START DATASET ENTRIES

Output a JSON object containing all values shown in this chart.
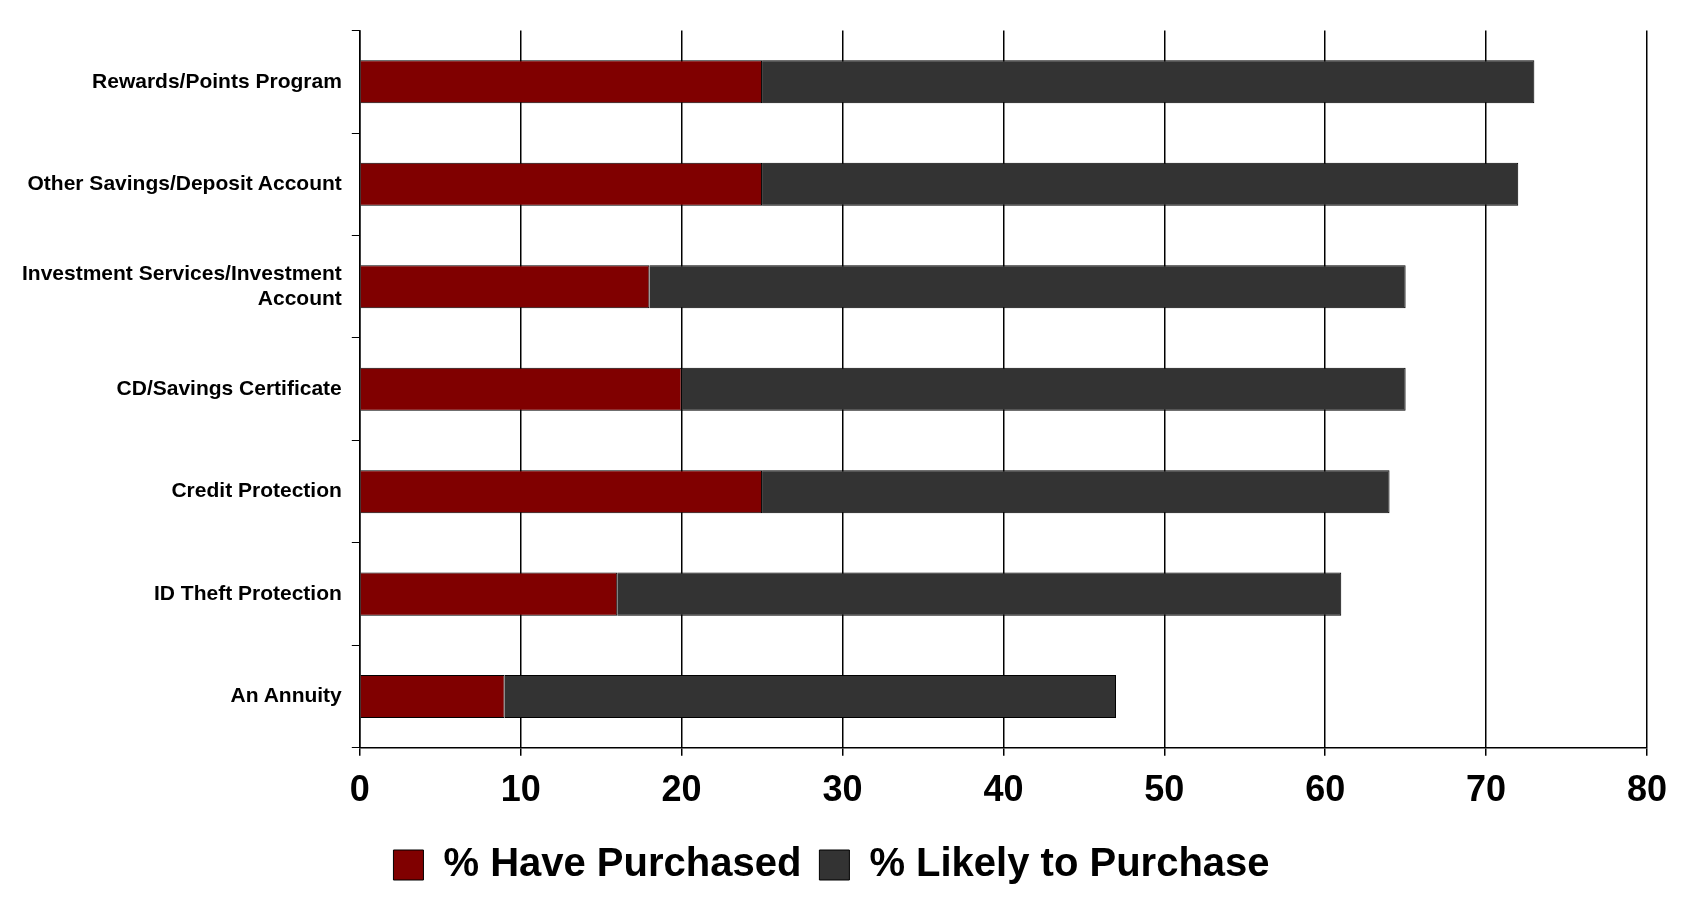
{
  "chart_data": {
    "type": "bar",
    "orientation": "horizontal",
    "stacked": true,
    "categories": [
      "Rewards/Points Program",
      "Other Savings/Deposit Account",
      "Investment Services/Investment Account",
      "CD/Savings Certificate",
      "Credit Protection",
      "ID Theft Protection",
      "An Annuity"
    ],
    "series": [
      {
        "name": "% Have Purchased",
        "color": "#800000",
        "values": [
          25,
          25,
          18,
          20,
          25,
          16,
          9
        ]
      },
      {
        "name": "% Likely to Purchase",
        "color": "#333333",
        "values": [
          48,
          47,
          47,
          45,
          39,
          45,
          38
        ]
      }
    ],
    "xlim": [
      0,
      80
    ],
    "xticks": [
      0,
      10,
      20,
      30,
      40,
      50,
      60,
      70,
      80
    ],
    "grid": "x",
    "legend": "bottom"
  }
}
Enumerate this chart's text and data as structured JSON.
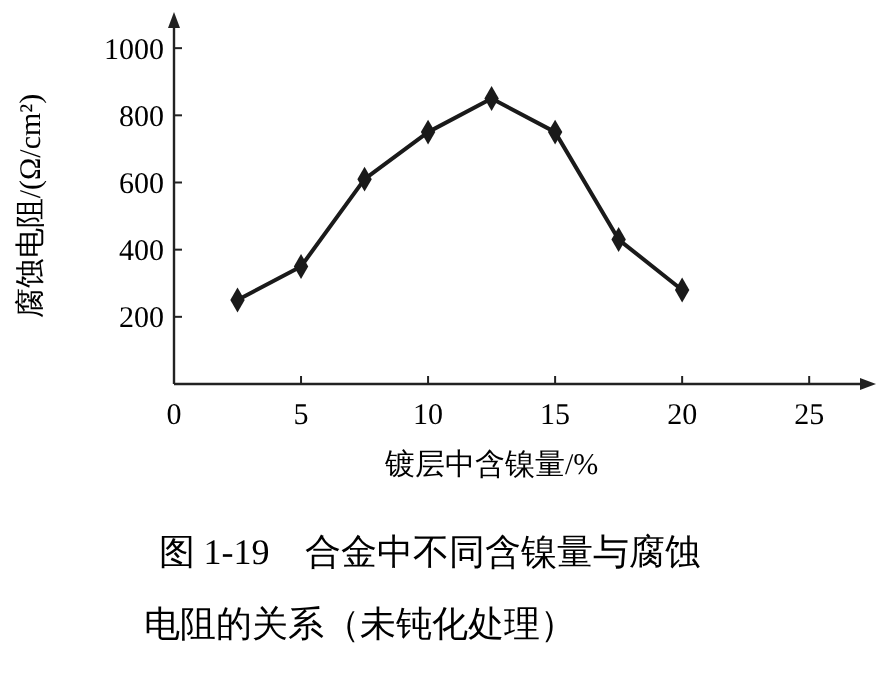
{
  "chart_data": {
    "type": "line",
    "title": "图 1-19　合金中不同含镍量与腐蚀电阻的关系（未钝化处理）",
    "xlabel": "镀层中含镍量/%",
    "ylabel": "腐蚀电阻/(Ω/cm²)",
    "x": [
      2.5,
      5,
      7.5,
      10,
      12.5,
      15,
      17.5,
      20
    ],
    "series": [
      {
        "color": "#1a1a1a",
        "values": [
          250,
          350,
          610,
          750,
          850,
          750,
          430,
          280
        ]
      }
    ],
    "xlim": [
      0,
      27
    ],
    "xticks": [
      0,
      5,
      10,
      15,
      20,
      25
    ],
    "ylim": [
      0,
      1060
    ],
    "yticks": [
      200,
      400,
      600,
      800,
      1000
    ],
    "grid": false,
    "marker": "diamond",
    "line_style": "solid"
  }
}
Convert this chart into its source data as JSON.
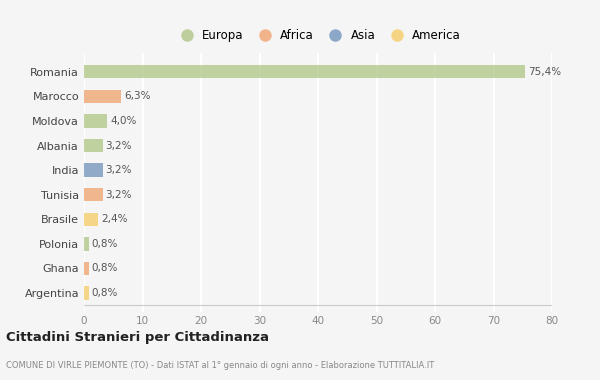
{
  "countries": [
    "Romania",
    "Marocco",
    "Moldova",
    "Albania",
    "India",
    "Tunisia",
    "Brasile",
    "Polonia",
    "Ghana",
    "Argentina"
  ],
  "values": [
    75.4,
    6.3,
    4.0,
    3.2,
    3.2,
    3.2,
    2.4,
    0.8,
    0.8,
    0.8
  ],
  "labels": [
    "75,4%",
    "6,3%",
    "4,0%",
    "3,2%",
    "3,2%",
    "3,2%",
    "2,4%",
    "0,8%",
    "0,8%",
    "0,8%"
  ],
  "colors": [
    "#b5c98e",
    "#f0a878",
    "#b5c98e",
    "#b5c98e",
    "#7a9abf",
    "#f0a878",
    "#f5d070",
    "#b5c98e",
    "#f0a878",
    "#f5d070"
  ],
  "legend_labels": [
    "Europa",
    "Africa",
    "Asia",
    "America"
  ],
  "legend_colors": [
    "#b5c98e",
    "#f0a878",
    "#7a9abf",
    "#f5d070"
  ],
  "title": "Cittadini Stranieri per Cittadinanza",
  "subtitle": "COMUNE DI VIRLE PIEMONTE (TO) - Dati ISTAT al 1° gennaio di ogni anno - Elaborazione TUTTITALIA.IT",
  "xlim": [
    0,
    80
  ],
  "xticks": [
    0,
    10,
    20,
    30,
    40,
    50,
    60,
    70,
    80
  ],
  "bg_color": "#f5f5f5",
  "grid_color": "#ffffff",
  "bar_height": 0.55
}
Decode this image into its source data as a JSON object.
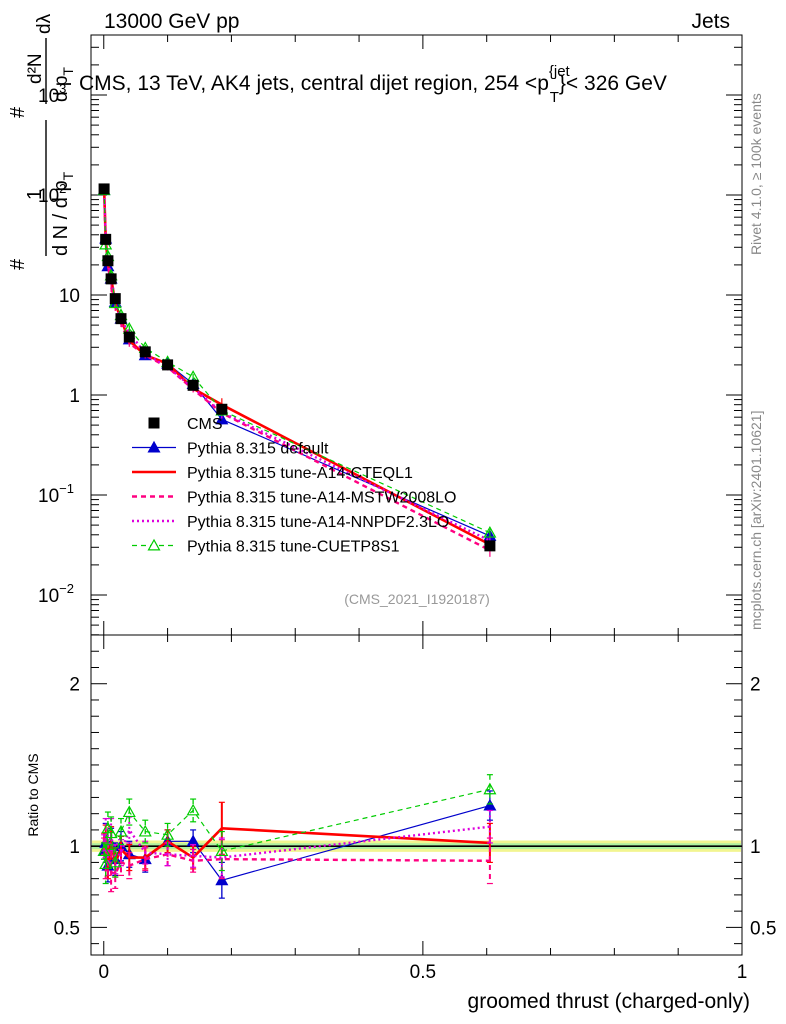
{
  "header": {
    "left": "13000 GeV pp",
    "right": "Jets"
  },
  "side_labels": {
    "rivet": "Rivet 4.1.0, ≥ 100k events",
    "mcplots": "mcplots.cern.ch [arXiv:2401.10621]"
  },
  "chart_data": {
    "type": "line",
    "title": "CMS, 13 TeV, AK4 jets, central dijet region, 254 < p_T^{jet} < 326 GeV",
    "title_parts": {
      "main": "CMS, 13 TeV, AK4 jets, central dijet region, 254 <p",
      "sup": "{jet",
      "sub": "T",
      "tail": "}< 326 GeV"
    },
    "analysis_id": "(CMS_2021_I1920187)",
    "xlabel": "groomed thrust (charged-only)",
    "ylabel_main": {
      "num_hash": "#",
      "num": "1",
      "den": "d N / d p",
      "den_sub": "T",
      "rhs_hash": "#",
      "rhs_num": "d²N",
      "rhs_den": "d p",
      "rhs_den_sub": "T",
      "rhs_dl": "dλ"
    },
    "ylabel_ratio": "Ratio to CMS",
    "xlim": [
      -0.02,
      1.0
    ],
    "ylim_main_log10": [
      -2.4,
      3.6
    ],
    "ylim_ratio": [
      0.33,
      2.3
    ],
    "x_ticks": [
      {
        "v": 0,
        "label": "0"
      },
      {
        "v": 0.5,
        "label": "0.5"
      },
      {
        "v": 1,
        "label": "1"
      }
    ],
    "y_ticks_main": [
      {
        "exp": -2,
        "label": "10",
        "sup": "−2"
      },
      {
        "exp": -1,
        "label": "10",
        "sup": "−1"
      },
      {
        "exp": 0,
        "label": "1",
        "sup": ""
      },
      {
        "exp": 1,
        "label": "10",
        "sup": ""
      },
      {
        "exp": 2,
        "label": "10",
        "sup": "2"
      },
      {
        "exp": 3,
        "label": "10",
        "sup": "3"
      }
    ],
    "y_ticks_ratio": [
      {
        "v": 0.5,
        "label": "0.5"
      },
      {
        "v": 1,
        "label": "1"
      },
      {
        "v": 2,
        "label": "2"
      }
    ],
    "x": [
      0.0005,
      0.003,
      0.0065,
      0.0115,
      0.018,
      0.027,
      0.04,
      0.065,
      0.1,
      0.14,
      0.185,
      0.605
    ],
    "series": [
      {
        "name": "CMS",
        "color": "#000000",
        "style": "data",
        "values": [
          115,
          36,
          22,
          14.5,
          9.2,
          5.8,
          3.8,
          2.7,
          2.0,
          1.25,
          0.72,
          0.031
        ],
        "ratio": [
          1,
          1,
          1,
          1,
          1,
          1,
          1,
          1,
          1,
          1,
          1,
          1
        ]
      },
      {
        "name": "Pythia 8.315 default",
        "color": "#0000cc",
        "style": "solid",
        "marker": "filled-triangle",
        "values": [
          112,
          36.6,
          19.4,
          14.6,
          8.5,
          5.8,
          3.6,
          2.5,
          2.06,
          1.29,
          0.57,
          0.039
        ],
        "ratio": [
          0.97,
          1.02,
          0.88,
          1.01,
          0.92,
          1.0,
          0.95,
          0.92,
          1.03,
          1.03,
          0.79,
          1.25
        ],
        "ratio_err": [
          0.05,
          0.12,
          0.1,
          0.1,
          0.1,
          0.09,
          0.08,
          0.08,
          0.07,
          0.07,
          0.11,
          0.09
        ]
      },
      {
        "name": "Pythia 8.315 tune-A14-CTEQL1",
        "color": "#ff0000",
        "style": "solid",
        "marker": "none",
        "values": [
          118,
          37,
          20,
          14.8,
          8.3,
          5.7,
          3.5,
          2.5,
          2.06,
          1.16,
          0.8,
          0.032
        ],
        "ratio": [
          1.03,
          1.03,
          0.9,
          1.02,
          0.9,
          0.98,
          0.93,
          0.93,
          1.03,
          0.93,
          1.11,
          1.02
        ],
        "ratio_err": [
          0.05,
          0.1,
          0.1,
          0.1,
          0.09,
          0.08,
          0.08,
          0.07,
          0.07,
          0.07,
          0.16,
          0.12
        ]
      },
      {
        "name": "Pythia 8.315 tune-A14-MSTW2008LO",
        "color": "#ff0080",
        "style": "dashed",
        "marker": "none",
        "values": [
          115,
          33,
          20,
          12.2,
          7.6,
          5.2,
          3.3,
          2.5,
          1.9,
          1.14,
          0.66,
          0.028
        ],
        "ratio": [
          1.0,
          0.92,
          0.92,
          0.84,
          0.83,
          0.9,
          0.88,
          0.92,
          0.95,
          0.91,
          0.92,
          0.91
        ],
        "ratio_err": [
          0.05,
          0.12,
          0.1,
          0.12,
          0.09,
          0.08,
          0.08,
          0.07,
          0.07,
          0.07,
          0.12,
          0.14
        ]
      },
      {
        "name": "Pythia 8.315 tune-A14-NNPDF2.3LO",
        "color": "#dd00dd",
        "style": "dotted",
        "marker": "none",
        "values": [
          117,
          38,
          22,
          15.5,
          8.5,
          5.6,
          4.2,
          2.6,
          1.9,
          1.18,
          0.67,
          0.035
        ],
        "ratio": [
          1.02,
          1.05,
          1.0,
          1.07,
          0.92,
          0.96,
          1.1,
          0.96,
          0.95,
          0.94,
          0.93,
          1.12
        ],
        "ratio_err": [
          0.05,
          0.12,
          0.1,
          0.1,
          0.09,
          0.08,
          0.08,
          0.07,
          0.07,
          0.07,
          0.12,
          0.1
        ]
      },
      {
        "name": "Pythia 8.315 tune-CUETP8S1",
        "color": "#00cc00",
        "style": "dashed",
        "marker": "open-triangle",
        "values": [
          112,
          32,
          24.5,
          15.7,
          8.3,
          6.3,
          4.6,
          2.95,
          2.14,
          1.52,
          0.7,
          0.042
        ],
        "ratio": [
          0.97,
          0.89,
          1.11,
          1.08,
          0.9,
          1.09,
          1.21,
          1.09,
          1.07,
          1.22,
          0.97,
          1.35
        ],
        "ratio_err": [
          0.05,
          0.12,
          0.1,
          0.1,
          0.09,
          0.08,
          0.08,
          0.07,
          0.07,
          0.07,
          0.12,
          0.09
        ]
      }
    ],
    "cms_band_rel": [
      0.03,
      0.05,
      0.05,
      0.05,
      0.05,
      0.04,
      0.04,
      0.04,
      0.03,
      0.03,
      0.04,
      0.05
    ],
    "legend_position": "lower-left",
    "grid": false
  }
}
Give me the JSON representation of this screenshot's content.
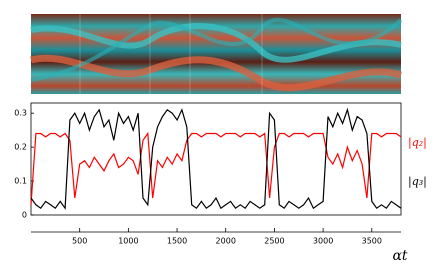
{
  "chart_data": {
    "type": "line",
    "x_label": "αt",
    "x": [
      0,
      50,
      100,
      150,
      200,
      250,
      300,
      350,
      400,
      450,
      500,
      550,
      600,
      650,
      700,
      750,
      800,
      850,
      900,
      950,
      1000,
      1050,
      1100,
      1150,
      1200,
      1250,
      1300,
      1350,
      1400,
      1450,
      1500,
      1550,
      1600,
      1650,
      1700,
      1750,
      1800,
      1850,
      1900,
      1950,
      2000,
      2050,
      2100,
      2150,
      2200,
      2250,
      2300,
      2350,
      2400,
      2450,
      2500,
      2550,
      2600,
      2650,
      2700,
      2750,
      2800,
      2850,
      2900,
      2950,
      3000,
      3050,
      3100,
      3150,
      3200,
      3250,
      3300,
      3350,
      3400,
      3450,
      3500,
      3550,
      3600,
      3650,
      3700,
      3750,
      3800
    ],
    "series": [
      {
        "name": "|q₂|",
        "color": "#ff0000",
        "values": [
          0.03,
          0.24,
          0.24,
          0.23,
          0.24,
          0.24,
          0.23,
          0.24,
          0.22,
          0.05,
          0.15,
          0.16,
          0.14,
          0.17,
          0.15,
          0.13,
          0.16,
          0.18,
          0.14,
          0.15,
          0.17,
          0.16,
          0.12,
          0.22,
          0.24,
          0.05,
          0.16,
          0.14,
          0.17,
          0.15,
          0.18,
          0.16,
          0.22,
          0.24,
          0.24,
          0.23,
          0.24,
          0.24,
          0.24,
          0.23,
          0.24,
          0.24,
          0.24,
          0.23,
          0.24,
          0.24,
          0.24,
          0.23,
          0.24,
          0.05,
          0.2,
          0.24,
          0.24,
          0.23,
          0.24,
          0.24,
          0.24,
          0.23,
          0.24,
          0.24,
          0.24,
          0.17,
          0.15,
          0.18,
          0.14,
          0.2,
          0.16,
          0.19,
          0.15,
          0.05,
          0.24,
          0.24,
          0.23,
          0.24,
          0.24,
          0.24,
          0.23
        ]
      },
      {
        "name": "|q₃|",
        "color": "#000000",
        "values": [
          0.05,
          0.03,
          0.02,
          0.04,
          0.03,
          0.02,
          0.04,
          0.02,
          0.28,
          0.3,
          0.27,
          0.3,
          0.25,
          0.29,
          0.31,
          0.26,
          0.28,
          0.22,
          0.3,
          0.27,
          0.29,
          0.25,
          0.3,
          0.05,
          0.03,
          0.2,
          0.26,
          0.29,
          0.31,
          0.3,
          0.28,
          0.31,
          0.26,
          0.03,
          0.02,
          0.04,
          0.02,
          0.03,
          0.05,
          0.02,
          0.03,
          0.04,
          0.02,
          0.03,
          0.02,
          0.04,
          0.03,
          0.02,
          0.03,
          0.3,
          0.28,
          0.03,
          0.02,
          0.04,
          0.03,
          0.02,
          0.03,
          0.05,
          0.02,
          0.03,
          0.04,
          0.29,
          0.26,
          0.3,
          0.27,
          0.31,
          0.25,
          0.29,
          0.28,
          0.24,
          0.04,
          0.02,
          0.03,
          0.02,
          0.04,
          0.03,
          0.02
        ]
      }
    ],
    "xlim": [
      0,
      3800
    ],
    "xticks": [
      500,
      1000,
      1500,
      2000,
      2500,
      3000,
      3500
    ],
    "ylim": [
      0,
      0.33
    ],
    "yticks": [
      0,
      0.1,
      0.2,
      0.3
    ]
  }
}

END DATASET ENTRIES

SHORT TASK:
Within the entries above, report how many lines include "object", and keep the answer to the number.

OUTPUT OF THE TASK:
2